Determine the number of lines in these entries that hold the word "министра". Give the number and nothing more.

- - - -

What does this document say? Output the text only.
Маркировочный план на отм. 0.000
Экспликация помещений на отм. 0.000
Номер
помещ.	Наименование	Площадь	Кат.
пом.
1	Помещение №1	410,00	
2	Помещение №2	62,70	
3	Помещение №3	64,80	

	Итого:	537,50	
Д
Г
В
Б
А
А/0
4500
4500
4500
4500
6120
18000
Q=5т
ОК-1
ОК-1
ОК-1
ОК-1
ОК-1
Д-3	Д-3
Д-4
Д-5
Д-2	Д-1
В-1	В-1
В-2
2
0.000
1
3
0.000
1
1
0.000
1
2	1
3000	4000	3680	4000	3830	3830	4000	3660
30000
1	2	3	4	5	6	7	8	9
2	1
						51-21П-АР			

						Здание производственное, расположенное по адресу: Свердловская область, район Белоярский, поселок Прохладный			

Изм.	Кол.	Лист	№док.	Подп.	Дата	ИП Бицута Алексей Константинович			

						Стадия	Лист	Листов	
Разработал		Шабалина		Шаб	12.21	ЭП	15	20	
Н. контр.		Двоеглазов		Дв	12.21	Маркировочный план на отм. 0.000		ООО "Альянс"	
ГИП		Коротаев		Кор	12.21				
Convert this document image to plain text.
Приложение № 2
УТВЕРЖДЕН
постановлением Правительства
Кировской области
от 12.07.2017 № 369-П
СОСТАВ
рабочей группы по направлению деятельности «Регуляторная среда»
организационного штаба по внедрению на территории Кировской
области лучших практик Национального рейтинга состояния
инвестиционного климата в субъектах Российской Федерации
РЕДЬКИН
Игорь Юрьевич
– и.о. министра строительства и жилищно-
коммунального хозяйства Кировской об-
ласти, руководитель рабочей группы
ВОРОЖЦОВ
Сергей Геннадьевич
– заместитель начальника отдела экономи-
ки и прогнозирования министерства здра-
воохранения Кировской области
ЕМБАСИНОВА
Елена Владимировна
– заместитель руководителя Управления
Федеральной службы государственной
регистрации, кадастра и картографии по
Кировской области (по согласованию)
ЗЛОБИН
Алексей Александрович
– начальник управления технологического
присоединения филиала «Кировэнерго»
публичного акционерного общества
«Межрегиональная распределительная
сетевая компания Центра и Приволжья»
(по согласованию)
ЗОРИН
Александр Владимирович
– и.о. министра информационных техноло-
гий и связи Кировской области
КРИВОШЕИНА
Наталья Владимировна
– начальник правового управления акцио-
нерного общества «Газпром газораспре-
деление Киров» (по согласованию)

- - - -

Complete output =>
2